━━ Information provided
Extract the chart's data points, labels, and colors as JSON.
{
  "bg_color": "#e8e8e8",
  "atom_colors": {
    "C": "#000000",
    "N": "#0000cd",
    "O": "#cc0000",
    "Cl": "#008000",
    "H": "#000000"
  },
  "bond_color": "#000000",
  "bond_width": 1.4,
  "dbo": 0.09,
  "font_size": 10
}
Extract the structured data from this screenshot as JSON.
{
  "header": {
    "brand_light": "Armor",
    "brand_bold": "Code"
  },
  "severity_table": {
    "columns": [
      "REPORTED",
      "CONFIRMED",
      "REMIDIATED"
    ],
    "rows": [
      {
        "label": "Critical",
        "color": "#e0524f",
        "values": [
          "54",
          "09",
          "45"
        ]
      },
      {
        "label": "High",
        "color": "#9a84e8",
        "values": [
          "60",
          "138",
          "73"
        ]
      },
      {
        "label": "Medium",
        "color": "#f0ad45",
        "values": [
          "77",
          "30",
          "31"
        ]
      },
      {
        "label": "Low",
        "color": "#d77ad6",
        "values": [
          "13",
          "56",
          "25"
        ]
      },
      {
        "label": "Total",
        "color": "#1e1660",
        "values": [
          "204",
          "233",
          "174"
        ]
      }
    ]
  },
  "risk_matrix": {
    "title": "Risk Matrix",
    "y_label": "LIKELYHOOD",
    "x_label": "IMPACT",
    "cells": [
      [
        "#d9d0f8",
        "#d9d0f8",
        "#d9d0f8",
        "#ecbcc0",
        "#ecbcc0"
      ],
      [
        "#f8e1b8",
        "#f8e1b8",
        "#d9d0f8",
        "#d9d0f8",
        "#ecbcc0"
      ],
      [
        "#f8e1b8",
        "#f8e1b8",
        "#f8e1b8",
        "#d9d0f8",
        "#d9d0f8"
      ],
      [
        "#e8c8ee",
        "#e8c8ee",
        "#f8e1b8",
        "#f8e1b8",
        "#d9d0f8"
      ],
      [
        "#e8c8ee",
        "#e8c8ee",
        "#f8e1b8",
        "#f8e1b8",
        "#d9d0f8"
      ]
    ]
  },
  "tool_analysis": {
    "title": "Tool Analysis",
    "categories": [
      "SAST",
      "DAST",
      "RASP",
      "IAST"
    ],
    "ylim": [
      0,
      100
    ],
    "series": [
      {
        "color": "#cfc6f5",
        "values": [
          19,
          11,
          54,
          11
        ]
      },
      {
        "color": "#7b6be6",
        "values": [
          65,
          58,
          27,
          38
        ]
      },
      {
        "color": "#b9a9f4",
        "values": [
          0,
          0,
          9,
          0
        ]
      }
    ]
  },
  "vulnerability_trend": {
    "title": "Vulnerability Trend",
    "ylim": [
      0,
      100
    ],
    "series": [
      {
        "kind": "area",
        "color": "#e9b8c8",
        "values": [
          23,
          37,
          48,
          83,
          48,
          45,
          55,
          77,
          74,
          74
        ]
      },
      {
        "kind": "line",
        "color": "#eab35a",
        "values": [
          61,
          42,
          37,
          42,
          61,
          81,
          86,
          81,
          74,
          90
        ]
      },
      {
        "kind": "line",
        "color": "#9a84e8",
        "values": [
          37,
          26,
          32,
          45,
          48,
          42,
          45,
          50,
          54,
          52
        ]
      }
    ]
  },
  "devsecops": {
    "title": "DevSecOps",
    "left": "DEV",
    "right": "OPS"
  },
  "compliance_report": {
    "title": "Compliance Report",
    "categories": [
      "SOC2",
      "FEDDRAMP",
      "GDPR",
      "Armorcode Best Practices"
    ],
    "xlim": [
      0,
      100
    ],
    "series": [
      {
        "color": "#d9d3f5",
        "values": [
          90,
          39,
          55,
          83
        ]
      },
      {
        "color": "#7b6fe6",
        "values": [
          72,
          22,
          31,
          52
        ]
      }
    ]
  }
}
━━━━
**Exercise instructions:** Quote the data in full, keeping each word unchanged.

**Written solution:**
Extract the chart's data points, labels, and colors as JSON.
{
  "bg_color": "#e8e8e8",
  "atom_colors": {
    "C": "#000000",
    "N": "#0000cd",
    "O": "#cc0000",
    "Cl": "#008000",
    "H": "#000000"
  },
  "bond_color": "#000000",
  "bond_width": 1.4,
  "dbo": 0.09,
  "font_size": 10
}
Extract the structured data from this screenshot as JSON.
{
  "header": {
    "brand_light": "Armor",
    "brand_bold": "Code"
  },
  "severity_table": {
    "columns": [
      "REPORTED",
      "CONFIRMED",
      "REMIDIATED"
    ],
    "rows": [
      {
        "label": "Critical",
        "color": "#e0524f",
        "values": [
          "54",
          "09",
          "45"
        ]
      },
      {
        "label": "High",
        "color": "#9a84e8",
        "values": [
          "60",
          "138",
          "73"
        ]
      },
      {
        "label": "Medium",
        "color": "#f0ad45",
        "values": [
          "77",
          "30",
          "31"
        ]
      },
      {
        "label": "Low",
        "color": "#d77ad6",
        "values": [
          "13",
          "56",
          "25"
        ]
      },
      {
        "label": "Total",
        "color": "#1e1660",
        "values": [
          "204",
          "233",
          "174"
        ]
      }
    ]
  },
  "risk_matrix": {
    "title": "Risk Matrix",
    "y_label": "LIKELYHOOD",
    "x_label": "IMPACT",
    "cells": [
      [
        "#d9d0f8",
        "#d9d0f8",
        "#d9d0f8",
        "#ecbcc0",
        "#ecbcc0"
      ],
      [
        "#f8e1b8",
        "#f8e1b8",
        "#d9d0f8",
        "#d9d0f8",
        "#ecbcc0"
      ],
      [
        "#f8e1b8",
        "#f8e1b8",
        "#f8e1b8",
        "#d9d0f8",
        "#d9d0f8"
      ],
      [
        "#e8c8ee",
        "#e8c8ee",
        "#f8e1b8",
        "#f8e1b8",
        "#d9d0f8"
      ],
      [
        "#e8c8ee",
        "#e8c8ee",
        "#f8e1b8",
        "#f8e1b8",
        "#d9d0f8"
      ]
    ]
  },
  "tool_analysis": {
    "title": "Tool Analysis",
    "categories": [
      "SAST",
      "DAST",
      "RASP",
      "IAST"
    ],
    "ylim": [
      0,
      100
    ],
    "series": [
      {
        "color": "#cfc6f5",
        "values": [
          19,
          11,
          54,
          11
        ]
      },
      {
        "color": "#7b6be6",
        "values": [
          65,
          58,
          27,
          38
        ]
      },
      {
        "color": "#b9a9f4",
        "values": [
          0,
          0,
          9,
          0
        ]
      }
    ]
  },
  "vulnerability_trend": {
    "title": "Vulnerability Trend",
    "ylim": [
      0,
      100
    ],
    "series": [
      {
        "kind": "area",
        "color": "#e9b8c8",
        "values": [
          23,
          37,
          48,
          83,
          48,
          45,
          55,
          77,
          74,
          74
        ]
      },
      {
        "kind": "line",
        "color": "#eab35a",
        "values": [
          61,
          42,
          37,
          42,
          61,
          81,
          86,
          81,
          74,
          90
        ]
      },
      {
        "kind": "line",
        "color": "#9a84e8",
        "values": [
          37,
          26,
          32,
          45,
          48,
          42,
          45,
          50,
          54,
          52
        ]
      }
    ]
  },
  "devsecops": {
    "title": "DevSecOps",
    "left": "DEV",
    "right": "OPS"
  },
  "compliance_report": {
    "title": "Compliance Report",
    "categories": [
      "SOC2",
      "FEDDRAMP",
      "GDPR",
      "Armorcode Best Practices"
    ],
    "xlim": [
      0,
      100
    ],
    "series": [
      {
        "color": "#d9d3f5",
        "values": [
          90,
          39,
          55,
          83
        ]
      },
      {
        "color": "#7b6fe6",
        "values": [
          72,
          22,
          31,
          52
        ]
      }
    ]
  }
}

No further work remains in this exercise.